**DATA FOR THIS EXERCISE**:

────────────────────

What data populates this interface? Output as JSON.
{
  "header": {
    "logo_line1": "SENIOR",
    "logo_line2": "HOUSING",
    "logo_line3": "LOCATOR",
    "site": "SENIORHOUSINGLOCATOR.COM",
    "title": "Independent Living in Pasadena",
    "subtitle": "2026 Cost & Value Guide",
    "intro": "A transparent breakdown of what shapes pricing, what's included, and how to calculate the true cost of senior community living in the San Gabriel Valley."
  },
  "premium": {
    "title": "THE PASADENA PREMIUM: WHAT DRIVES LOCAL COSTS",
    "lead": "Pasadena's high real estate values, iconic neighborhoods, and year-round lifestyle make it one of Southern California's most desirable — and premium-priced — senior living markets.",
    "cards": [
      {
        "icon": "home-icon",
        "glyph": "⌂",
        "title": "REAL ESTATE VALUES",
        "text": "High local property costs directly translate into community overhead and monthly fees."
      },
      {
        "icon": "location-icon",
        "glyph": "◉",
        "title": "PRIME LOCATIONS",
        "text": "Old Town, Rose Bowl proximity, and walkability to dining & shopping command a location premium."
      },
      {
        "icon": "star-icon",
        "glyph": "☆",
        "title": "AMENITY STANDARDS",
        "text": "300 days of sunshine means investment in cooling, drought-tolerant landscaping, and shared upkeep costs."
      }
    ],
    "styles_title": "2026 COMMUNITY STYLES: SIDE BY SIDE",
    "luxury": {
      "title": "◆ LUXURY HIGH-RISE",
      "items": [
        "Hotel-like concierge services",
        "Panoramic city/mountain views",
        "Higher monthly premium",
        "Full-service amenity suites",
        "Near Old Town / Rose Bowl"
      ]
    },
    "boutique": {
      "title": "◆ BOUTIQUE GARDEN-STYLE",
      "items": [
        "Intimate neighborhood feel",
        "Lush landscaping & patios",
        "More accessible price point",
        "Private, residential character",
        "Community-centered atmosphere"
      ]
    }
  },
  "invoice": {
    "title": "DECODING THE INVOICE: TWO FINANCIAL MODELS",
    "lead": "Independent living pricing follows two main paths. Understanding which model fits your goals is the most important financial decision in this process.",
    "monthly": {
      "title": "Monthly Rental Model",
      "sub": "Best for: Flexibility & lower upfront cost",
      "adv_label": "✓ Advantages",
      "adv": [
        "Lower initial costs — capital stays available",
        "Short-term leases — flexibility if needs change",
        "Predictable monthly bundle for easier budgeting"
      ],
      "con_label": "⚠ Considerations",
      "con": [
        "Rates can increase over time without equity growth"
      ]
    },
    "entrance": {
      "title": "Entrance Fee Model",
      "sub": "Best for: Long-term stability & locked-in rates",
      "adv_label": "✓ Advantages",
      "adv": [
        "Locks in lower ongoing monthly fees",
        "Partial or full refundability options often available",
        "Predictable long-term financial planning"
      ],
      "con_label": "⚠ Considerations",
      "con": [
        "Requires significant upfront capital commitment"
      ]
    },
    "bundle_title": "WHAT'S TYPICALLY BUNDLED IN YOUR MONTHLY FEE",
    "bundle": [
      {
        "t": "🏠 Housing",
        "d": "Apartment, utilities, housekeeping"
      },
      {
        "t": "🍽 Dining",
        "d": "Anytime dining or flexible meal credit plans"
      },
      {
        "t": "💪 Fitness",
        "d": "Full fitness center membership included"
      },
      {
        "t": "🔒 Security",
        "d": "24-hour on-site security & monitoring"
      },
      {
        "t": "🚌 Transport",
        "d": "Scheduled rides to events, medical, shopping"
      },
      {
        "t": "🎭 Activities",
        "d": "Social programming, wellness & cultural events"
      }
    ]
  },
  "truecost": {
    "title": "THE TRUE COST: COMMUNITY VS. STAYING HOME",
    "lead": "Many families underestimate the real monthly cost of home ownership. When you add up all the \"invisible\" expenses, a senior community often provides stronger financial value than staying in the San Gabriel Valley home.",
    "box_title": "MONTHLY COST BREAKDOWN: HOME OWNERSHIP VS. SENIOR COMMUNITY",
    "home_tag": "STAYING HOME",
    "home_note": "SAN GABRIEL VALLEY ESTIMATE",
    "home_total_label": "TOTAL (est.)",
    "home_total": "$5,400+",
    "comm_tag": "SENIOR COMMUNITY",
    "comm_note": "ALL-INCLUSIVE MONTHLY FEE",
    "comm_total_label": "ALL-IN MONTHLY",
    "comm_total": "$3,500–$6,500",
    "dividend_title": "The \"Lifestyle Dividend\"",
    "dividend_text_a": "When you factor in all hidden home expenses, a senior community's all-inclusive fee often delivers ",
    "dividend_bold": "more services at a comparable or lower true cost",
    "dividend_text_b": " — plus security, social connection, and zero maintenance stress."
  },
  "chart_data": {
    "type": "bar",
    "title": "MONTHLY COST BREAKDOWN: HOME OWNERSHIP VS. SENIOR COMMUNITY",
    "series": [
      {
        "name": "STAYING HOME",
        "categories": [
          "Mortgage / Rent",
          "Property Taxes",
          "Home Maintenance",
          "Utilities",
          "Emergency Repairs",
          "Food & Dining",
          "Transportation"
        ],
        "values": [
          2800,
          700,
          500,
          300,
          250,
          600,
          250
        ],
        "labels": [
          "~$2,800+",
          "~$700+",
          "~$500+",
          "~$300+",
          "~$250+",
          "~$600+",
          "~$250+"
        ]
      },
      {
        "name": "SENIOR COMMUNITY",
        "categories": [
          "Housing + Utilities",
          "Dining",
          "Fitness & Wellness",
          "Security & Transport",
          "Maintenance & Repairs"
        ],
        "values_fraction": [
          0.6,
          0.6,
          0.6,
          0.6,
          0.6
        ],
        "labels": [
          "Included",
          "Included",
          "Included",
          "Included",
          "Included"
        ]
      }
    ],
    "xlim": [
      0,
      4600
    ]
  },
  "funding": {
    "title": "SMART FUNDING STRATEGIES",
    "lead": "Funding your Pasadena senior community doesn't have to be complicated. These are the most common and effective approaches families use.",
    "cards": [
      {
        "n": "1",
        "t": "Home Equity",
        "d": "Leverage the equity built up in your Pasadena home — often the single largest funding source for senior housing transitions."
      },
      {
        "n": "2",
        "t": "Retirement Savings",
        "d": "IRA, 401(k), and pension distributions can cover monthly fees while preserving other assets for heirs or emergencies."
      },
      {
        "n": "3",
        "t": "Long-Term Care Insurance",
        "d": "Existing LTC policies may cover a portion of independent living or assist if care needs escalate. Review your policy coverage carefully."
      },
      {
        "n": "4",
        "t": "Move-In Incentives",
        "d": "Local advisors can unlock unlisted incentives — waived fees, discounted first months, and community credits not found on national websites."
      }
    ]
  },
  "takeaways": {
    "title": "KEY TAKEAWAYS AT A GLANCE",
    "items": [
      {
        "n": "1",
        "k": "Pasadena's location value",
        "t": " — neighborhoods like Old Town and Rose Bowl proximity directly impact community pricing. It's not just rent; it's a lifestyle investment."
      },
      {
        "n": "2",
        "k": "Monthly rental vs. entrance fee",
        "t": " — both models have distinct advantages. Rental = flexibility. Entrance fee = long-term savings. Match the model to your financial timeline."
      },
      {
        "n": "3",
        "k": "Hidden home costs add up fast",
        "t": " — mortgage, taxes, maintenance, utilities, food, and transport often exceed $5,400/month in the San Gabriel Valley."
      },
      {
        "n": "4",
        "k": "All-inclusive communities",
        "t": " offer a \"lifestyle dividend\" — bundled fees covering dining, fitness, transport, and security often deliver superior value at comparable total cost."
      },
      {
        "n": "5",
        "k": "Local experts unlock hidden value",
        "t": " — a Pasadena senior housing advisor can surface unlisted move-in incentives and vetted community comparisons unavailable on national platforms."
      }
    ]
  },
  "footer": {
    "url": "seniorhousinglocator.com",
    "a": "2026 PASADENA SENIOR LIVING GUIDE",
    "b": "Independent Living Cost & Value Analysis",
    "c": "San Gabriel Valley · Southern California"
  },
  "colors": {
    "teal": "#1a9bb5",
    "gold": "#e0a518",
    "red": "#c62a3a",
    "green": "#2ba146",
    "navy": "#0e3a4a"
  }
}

────────────────────

**TASK PROMPT**:
Find how many lines of the material carry the string "most". Only the number should be in the answer.

**SOLVED PROBLEM**:
3